* Begin *
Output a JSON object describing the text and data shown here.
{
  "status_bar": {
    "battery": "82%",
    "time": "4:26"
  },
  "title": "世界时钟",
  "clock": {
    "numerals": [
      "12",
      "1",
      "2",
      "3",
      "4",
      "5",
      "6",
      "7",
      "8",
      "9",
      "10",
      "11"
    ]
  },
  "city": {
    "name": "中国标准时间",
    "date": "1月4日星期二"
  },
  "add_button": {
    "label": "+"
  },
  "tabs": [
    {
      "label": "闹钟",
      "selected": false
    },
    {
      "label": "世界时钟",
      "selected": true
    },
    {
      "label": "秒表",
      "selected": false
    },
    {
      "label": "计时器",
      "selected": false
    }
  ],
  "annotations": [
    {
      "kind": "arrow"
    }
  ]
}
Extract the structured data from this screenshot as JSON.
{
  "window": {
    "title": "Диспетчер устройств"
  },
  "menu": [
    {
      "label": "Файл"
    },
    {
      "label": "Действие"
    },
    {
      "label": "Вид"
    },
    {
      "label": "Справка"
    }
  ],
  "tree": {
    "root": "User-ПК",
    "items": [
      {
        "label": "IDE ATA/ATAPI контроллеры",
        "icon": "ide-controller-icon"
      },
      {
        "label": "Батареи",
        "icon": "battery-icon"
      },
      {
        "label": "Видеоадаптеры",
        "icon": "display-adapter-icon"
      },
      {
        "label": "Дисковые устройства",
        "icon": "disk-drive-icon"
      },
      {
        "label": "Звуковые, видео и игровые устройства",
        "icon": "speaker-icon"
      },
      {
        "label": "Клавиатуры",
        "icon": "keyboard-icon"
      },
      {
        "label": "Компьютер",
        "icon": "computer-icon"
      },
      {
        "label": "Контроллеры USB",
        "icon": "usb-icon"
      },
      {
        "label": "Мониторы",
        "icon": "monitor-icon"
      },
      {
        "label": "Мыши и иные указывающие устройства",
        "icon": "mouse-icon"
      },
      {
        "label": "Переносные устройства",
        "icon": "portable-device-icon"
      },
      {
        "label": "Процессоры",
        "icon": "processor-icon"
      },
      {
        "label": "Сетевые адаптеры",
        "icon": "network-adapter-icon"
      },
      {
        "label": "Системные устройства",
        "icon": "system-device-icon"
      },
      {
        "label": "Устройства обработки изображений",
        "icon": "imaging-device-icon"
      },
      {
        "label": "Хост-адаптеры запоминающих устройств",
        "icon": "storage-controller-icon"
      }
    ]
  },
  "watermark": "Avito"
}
* End *
◆ OBJECTIVE ◆
Gather each line from the listing above that holds "adapter".

◆ FULL ANSWER ◆
        "icon": "display-adapter-icon"
        "icon": "network-adapter-icon"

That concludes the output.